● **WORK INSTRUCTIONS**
Where a line contains the word "SOCIAL", copy that line in full.

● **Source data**
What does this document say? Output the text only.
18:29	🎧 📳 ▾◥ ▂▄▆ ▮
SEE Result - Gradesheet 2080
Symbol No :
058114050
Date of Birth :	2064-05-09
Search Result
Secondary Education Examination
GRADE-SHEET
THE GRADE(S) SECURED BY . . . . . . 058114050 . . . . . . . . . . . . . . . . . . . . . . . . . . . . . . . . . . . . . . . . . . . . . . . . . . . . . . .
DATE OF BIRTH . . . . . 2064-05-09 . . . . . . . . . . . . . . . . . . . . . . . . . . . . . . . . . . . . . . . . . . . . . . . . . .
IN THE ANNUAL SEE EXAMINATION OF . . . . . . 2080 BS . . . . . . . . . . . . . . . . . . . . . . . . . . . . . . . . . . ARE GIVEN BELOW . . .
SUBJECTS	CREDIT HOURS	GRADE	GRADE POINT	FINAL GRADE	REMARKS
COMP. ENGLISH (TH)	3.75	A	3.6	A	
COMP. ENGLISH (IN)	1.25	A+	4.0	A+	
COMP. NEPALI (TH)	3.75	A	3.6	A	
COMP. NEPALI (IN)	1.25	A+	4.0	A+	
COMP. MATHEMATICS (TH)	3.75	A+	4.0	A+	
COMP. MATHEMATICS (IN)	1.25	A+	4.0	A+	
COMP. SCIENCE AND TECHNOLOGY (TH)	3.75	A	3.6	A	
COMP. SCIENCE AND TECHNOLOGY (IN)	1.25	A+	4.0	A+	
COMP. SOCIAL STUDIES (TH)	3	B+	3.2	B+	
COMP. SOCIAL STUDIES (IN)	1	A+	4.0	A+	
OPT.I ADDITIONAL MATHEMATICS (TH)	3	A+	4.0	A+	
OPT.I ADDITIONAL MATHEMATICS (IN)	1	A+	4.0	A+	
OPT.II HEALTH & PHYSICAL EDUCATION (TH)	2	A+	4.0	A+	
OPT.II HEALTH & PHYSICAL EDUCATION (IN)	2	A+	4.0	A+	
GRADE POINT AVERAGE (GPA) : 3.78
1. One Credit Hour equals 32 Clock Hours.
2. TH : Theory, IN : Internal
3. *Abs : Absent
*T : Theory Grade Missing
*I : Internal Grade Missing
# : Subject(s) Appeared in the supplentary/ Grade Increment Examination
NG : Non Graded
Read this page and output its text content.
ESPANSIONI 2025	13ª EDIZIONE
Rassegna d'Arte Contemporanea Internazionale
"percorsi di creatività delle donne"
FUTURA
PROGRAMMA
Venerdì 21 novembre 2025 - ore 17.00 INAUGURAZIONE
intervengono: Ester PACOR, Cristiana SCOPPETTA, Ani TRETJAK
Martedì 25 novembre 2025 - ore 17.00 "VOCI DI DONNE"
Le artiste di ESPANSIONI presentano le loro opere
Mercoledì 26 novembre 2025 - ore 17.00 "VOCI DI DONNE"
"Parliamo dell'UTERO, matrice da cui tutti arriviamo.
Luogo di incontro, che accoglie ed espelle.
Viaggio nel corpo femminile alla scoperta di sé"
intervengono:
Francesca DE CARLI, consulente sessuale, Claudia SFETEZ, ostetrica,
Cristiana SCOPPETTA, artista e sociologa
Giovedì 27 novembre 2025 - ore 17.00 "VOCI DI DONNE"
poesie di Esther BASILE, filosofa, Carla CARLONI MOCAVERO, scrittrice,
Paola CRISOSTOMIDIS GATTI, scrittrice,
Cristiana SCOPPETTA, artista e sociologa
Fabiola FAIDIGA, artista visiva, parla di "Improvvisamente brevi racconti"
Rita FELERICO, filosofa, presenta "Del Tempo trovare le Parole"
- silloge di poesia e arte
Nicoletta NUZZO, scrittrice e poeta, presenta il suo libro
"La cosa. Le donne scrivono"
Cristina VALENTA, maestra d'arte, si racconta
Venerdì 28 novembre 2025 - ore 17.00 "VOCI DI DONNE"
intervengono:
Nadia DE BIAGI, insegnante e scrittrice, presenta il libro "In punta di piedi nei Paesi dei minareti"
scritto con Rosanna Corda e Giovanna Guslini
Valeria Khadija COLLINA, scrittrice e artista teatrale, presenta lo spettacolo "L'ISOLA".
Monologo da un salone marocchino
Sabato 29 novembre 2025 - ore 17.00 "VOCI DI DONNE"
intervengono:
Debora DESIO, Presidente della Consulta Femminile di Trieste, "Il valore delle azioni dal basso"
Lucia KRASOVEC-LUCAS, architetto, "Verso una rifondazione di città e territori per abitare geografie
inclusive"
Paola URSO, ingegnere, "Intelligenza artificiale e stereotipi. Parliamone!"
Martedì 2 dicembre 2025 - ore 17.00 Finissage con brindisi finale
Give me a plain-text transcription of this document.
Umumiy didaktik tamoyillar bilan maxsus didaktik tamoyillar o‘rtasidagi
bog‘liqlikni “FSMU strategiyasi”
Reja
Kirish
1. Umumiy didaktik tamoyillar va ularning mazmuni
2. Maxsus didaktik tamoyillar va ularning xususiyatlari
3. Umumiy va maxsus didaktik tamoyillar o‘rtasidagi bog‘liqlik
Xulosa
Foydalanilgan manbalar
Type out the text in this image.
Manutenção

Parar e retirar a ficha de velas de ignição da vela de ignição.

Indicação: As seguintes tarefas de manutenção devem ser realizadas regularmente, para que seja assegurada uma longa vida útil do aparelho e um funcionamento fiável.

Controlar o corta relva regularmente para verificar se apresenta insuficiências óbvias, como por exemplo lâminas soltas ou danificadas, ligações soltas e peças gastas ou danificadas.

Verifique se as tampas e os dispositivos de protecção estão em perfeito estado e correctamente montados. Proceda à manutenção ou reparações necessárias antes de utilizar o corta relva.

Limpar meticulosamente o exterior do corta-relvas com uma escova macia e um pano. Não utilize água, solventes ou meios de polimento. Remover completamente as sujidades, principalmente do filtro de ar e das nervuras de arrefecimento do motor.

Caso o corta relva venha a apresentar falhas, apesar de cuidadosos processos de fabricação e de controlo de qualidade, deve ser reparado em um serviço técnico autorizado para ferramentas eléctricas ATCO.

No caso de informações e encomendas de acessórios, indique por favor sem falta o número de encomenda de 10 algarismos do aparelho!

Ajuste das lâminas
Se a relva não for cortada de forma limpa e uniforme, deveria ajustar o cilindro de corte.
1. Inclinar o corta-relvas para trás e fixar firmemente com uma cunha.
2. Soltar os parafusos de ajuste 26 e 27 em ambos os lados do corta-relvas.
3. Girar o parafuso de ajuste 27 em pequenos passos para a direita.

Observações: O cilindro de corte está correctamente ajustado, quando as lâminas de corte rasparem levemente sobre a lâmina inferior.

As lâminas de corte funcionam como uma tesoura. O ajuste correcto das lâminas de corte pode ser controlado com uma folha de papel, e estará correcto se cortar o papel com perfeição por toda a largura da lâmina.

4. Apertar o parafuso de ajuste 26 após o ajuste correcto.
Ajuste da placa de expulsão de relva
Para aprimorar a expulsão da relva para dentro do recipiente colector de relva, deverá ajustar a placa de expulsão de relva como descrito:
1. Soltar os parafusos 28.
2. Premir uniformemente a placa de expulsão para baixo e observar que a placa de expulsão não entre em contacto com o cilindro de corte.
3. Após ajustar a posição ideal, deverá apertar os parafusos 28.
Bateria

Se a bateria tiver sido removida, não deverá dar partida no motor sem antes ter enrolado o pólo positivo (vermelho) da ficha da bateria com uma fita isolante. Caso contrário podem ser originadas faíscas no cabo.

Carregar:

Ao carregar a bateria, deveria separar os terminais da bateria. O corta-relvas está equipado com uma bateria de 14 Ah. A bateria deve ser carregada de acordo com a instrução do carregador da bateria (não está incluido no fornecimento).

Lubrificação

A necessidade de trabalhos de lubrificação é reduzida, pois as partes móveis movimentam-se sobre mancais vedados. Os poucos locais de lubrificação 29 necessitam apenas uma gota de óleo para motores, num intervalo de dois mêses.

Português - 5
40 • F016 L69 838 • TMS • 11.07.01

● **TASK RESULT**
COMP. SOCIAL STUDIES (TH)	3	B+	3.2	B+	
COMP. SOCIAL STUDIES (IN)	1	A+	4.0	A+	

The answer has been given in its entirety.